Task goal →
Reproduce every entry below precisely; do not include the pictures.

══════

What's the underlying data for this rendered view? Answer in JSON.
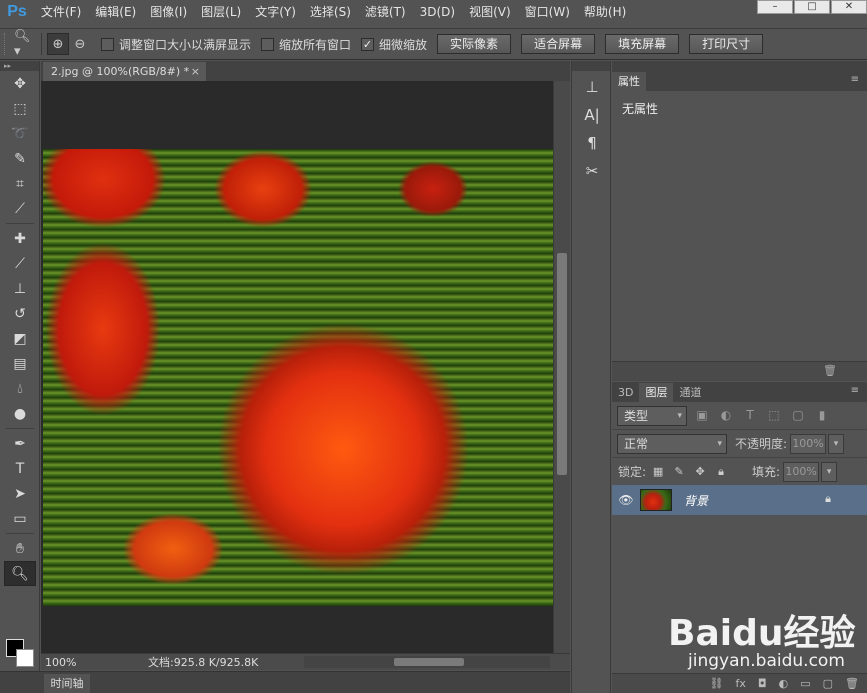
{
  "menubar": {
    "logo": "Ps",
    "items": [
      "文件(F)",
      "编辑(E)",
      "图像(I)",
      "图层(L)",
      "文字(Y)",
      "选择(S)",
      "滤镜(T)",
      "3D(D)",
      "视图(V)",
      "窗口(W)",
      "帮助(H)"
    ],
    "window_controls": [
      "–",
      "□",
      "✕"
    ]
  },
  "options": {
    "resize_windows": "调整窗口大小以满屏显示",
    "zoom_all": "缩放所有窗口",
    "scrubby_zoom": "细微缩放",
    "scrubby_checked": true,
    "btn_actual": "实际像素",
    "btn_fit": "适合屏幕",
    "btn_fill": "填充屏幕",
    "btn_print": "打印尺寸"
  },
  "document": {
    "tab_title": "2.jpg @ 100%(RGB/8#) *",
    "tab_close": "×",
    "zoom": "100%",
    "doc_size": "文档:925.8 K/925.8K"
  },
  "timeline": {
    "label": "时间轴"
  },
  "panels": {
    "properties_tab": "属性",
    "properties_text": "无属性",
    "tab_3d": "3D",
    "tab_layers": "图层",
    "tab_channels": "通道",
    "filter_kind": "类型",
    "blend_mode": "正常",
    "opacity_label": "不透明度:",
    "opacity_value": "100%",
    "lock_label": "锁定:",
    "fill_label": "填充:",
    "fill_value": "100%",
    "layer_name": "背景"
  },
  "watermark": {
    "brand": "Baidu经验",
    "url": "jingyan.baidu.com"
  },
  "colors": {
    "foreground": "#000000",
    "background": "#ffffff",
    "selected_layer": "#5a6f8a",
    "ps_logo": "#3f9ae0"
  }
}
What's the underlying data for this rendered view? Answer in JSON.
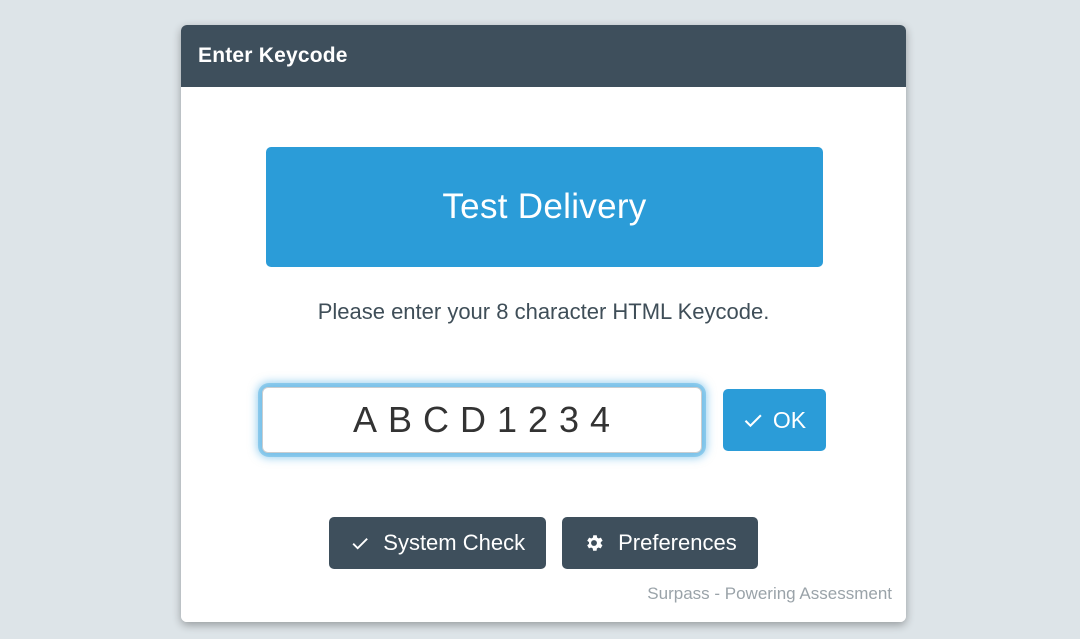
{
  "window": {
    "background_color": "#dde4e8"
  },
  "dialog": {
    "header": {
      "title": "Enter Keycode",
      "background_color": "#3e4f5c",
      "title_color": "#ffffff"
    },
    "banner": {
      "label": "Test Delivery",
      "background_color": "#2b9cd8",
      "text_color": "#ffffff"
    },
    "instruction": {
      "text": "Please enter your 8 character HTML Keycode.",
      "color": "#3f4e58"
    },
    "keycode": {
      "value": "ABCD1234",
      "placeholder": "",
      "focused": true,
      "focus_ring_color": "#46aae1",
      "ok_button": {
        "label": "OK",
        "icon": "check-icon",
        "background_color": "#2b9cd8"
      }
    },
    "actions": [
      {
        "label": "System Check",
        "icon": "check-icon",
        "background_color": "#3e4f5c"
      },
      {
        "label": "Preferences",
        "icon": "gear-icon",
        "background_color": "#3e4f5c"
      }
    ],
    "footer": {
      "text": "Surpass - Powering Assessment",
      "color": "#9aa3a9"
    }
  }
}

══════

Task response →
What's the underlying data for this rendered view? Answer in JSON.
{
  "menubar": {
    "logo": "Ps",
    "items": [
      "文件(F)",
      "编辑(E)",
      "图像(I)",
      "图层(L)",
      "文字(Y)",
      "选择(S)",
      "滤镜(T)",
      "3D(D)",
      "视图(V)",
      "窗口(W)",
      "帮助(H)"
    ],
    "window_controls": [
      "–",
      "□",
      "✕"
    ]
  },
  "options": {
    "resize_windows": "调整窗口大小以满屏显示",
    "zoom_all": "缩放所有窗口",
    "scrubby_zoom": "细微缩放",
    "scrubby_checked": true,
    "btn_actual": "实际像素",
    "btn_fit": "适合屏幕",
    "btn_fill": "填充屏幕",
    "btn_print": "打印尺寸"
  },
  "document": {
    "tab_title": "2.jpg @ 100%(RGB/8#) *",
    "tab_close": "×",
    "zoom": "100%",
    "doc_size": "文档:925.8 K/925.8K"
  },
  "timeline": {
    "label": "时间轴"
  },
  "panels": {
    "properties_tab": "属性",
    "properties_text": "无属性",
    "tab_3d": "3D",
    "tab_layers": "图层",
    "tab_channels": "通道",
    "filter_kind": "类型",
    "blend_mode": "正常",
    "opacity_label": "不透明度:",
    "opacity_value": "100%",
    "lock_label": "锁定:",
    "fill_label": "填充:",
    "fill_value": "100%",
    "layer_name": "背景"
  },
  "watermark": {
    "brand": "Baidu经验",
    "url": "jingyan.baidu.com"
  },
  "colors": {
    "foreground": "#000000",
    "background": "#ffffff",
    "selected_layer": "#5a6f8a",
    "ps_logo": "#3f9ae0"
  }
}
What's the underlying data for this rendered view? Answer in JSON.
{
  "window": {
    "background_color": "#dde4e8"
  },
  "dialog": {
    "header": {
      "title": "Enter Keycode",
      "background_color": "#3e4f5c",
      "title_color": "#ffffff"
    },
    "banner": {
      "label": "Test Delivery",
      "background_color": "#2b9cd8",
      "text_color": "#ffffff"
    },
    "instruction": {
      "text": "Please enter your 8 character HTML Keycode.",
      "color": "#3f4e58"
    },
    "keycode": {
      "value": "ABCD1234",
      "placeholder": "",
      "focused": true,
      "focus_ring_color": "#46aae1",
      "ok_button": {
        "label": "OK",
        "icon": "check-icon",
        "background_color": "#2b9cd8"
      }
    },
    "actions": [
      {
        "label": "System Check",
        "icon": "check-icon",
        "background_color": "#3e4f5c"
      },
      {
        "label": "Preferences",
        "icon": "gear-icon",
        "background_color": "#3e4f5c"
      }
    ],
    "footer": {
      "text": "Surpass - Powering Assessment",
      "color": "#9aa3a9"
    }
  }
}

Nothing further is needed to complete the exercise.